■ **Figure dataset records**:

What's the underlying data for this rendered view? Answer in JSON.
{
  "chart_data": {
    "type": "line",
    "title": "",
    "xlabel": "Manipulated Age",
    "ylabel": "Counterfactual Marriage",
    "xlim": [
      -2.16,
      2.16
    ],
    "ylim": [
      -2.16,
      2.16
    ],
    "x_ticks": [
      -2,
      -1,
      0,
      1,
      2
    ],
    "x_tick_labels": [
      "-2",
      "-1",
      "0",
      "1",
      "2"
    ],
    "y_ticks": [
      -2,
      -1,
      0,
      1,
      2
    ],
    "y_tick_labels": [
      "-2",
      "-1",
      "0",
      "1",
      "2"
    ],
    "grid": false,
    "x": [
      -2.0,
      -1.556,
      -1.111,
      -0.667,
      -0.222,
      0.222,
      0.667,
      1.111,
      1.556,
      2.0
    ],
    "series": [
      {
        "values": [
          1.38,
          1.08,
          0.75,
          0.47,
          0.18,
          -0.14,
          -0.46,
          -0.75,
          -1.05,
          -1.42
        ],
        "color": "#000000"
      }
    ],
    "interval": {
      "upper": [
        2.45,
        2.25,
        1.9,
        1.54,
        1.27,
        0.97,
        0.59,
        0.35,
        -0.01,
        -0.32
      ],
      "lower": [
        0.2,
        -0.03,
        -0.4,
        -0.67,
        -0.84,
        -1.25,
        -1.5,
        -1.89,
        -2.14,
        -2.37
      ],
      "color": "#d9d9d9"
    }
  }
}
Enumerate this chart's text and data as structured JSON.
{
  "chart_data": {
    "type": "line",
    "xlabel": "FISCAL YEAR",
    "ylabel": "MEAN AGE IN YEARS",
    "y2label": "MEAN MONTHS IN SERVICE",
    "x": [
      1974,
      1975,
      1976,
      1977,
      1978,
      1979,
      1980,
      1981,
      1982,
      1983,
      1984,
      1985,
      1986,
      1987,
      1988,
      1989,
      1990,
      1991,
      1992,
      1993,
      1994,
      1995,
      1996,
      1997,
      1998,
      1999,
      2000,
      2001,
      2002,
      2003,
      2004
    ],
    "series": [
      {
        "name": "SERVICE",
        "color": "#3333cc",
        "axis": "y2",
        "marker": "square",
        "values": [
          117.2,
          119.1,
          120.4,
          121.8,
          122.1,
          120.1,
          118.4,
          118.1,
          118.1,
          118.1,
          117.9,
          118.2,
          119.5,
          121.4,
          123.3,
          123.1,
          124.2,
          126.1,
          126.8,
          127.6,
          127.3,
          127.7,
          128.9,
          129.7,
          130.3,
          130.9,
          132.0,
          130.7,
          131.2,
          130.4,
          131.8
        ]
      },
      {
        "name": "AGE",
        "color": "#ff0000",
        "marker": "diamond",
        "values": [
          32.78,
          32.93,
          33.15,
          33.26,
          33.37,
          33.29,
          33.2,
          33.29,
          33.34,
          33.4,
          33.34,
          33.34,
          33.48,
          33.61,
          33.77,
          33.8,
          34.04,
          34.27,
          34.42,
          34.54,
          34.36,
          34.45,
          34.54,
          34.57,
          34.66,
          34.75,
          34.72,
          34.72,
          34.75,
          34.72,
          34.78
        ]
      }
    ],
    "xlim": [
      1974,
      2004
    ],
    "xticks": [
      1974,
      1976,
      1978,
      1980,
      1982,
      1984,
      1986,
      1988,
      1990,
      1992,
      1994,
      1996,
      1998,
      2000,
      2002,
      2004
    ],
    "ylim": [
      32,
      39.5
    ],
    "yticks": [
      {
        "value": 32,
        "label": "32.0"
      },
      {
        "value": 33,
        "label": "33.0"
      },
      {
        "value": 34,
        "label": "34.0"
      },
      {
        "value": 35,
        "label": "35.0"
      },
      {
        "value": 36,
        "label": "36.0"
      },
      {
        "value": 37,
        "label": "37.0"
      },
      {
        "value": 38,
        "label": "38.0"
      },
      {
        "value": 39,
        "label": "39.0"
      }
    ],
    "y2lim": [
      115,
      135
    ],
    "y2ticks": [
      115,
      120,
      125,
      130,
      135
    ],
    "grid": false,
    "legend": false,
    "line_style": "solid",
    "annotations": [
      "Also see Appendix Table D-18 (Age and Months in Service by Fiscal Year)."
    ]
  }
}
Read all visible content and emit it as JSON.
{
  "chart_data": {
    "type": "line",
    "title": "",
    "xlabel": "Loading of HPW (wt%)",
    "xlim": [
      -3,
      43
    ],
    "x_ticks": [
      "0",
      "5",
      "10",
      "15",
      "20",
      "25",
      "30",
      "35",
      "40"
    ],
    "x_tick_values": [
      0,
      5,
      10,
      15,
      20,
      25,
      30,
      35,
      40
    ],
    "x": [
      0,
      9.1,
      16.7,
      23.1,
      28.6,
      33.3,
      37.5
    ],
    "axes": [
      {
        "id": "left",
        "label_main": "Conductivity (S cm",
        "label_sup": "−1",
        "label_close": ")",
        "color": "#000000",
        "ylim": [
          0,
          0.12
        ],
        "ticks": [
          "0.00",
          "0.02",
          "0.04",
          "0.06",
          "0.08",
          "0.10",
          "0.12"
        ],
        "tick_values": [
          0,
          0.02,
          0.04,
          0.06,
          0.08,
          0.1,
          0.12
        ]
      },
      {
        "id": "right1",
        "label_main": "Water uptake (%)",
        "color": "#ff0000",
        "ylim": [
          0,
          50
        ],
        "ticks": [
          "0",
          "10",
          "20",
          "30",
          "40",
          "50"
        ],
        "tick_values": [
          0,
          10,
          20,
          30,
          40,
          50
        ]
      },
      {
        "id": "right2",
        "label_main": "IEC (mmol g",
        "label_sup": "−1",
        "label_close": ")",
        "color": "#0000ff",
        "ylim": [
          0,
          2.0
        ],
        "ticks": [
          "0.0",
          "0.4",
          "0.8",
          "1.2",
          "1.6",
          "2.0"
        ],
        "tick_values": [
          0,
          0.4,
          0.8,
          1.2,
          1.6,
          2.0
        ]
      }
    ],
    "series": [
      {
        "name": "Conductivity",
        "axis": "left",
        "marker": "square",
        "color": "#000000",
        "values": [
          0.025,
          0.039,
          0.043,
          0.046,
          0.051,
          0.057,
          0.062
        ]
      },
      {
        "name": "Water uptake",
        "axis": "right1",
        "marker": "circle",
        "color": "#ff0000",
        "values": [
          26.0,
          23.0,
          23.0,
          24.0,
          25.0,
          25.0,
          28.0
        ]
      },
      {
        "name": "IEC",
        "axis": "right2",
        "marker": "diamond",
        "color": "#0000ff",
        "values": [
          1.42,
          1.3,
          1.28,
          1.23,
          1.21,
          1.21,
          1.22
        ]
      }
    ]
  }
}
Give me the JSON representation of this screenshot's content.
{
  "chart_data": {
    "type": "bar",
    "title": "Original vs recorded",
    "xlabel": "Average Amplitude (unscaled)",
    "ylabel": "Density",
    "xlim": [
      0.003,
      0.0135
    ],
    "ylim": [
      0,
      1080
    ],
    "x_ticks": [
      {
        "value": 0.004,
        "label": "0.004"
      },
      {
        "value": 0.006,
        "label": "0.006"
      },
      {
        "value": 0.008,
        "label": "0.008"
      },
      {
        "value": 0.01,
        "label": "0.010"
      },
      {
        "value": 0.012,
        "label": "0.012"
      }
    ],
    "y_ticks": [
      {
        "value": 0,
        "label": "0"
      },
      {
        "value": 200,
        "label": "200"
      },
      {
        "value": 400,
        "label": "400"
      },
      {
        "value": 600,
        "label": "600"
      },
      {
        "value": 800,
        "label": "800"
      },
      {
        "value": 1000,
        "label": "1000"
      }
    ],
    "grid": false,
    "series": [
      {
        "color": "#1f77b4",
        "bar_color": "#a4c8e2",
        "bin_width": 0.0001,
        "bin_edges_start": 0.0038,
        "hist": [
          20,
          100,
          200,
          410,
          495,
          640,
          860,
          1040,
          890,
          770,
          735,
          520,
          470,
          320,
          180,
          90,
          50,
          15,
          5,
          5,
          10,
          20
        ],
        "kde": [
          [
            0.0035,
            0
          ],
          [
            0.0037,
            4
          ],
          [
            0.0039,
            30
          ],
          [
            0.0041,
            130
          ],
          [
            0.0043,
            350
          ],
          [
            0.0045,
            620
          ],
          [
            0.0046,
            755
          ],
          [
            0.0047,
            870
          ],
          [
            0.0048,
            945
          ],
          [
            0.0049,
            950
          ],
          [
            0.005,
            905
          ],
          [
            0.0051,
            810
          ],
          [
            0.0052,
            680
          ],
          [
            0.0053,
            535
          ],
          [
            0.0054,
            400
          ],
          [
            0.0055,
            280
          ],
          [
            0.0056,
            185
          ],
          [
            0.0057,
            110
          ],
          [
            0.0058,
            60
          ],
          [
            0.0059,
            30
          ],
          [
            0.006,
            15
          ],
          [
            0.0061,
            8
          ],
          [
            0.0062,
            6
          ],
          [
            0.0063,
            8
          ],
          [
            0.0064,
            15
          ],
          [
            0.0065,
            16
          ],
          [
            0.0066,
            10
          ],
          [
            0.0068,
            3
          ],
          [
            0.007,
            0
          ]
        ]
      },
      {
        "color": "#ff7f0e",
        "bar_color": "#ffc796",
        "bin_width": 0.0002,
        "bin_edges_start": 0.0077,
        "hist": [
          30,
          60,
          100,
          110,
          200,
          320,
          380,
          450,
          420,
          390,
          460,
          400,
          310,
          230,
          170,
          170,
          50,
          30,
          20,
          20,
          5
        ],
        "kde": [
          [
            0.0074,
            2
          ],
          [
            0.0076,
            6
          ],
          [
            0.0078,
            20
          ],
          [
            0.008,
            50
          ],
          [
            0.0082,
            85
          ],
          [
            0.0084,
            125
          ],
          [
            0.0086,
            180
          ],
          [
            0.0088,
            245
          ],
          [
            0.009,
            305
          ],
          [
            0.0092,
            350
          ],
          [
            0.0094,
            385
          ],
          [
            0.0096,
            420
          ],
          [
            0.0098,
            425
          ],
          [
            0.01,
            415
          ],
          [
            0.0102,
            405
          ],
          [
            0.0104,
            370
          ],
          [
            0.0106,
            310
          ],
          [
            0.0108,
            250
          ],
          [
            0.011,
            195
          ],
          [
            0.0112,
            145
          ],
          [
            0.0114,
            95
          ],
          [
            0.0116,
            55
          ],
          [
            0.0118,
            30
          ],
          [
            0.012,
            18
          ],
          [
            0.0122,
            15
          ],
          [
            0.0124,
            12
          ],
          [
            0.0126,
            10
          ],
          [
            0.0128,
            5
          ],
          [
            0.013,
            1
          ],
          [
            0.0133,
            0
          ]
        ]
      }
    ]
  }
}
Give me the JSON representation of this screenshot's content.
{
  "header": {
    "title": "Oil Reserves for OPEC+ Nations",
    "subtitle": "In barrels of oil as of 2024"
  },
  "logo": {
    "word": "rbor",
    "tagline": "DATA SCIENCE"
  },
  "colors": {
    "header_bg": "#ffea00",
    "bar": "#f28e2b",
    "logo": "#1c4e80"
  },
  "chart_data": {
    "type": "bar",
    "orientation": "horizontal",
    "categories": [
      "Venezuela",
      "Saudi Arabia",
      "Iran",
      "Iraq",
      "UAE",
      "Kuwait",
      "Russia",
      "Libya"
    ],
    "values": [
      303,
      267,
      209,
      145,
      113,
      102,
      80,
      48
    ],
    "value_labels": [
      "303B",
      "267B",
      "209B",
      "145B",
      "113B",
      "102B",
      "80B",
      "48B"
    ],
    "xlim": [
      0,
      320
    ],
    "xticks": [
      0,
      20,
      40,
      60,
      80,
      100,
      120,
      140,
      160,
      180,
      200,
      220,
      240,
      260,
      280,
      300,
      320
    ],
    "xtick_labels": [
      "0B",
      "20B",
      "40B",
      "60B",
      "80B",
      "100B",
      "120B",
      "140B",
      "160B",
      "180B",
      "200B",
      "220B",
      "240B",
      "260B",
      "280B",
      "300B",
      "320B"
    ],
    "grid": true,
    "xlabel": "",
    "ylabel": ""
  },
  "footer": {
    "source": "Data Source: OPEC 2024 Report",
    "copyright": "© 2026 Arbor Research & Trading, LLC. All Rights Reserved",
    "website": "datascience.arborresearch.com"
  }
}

■ **AIM OF THE TASK**: Copy each line above where the string "Water" occurs.

■ **RESPONSE TO THIS TASK**:
        "label_main": "Water uptake (%)",
        "name": "Water uptake",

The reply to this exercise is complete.